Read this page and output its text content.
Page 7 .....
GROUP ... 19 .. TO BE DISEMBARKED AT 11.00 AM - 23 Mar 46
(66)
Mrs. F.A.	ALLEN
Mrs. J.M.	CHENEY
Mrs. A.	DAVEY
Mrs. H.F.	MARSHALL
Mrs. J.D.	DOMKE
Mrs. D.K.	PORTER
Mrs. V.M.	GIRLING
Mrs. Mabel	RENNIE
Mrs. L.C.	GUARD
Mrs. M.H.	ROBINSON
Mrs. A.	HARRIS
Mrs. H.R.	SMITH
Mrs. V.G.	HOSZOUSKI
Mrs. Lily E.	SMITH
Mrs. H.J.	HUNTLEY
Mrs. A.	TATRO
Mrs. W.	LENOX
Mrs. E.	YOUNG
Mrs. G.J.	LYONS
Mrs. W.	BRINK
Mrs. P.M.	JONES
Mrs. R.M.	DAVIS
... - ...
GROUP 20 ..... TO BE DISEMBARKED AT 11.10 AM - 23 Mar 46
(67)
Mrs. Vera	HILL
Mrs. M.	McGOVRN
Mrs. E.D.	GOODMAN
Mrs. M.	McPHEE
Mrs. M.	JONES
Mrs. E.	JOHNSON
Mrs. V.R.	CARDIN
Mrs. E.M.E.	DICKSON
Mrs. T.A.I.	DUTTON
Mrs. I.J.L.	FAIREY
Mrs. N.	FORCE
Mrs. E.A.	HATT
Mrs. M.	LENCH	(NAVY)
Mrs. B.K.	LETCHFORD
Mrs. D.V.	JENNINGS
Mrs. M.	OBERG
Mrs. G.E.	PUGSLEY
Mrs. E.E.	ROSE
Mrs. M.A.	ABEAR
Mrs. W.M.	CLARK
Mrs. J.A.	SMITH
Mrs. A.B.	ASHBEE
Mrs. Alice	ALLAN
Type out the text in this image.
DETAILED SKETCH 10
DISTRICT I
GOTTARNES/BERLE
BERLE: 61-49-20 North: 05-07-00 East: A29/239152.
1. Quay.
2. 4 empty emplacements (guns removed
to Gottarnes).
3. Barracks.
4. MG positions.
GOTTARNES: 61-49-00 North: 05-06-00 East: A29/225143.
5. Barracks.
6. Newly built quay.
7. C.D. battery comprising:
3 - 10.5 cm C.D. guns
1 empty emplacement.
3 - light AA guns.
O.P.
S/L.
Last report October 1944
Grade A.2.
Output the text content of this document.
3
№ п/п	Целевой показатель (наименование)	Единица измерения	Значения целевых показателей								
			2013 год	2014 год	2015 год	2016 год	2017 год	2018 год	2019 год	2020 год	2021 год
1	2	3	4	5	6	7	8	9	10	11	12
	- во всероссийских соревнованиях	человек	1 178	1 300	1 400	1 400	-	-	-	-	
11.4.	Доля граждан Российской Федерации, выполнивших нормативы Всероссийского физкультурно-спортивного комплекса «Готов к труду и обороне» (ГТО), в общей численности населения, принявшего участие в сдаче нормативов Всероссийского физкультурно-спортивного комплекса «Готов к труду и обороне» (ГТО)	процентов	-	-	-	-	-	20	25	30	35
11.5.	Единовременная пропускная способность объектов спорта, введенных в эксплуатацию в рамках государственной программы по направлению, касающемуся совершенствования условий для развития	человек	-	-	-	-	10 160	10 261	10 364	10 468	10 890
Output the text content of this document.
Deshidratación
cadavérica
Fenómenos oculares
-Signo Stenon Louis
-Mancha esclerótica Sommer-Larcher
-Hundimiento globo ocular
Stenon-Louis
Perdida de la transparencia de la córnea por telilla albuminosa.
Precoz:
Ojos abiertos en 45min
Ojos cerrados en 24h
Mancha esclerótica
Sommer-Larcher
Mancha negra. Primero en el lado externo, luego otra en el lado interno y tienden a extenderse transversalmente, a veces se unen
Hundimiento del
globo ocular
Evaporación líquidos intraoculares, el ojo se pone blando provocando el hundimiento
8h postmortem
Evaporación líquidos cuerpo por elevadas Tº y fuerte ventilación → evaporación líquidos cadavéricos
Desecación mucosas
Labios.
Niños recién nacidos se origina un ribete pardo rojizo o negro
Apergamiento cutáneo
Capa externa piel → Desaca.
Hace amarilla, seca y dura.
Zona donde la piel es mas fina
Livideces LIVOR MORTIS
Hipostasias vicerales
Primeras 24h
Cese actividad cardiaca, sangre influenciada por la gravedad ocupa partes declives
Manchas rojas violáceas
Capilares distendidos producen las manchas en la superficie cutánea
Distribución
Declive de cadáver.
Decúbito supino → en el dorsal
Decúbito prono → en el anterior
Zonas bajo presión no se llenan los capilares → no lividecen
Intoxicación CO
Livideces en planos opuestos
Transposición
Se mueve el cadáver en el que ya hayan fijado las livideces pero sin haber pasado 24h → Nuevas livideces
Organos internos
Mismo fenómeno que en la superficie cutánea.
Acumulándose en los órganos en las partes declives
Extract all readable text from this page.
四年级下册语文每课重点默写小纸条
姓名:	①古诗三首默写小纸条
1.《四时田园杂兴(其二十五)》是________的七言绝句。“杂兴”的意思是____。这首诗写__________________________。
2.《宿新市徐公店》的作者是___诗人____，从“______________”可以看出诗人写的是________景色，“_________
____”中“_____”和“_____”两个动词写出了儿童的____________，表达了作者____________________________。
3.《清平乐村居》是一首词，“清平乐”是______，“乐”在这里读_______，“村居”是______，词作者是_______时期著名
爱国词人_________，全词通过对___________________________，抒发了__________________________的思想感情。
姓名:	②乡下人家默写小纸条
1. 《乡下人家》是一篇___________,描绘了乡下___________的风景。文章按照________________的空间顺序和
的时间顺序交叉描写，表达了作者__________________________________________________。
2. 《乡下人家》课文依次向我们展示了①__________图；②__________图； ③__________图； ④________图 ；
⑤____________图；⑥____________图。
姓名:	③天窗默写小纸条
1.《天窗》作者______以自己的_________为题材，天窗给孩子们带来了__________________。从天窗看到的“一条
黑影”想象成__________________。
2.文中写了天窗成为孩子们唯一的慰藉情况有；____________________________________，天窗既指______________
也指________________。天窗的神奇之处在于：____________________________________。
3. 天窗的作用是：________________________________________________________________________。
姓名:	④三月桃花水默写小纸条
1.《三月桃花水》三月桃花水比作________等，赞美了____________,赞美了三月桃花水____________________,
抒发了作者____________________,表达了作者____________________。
+--
▶ **YOUR GOAL**
Read through the data and copy every line where "globo" shows up.

▶ **TASK SOLUTION**
-Hundimiento globo ocular
globo ocular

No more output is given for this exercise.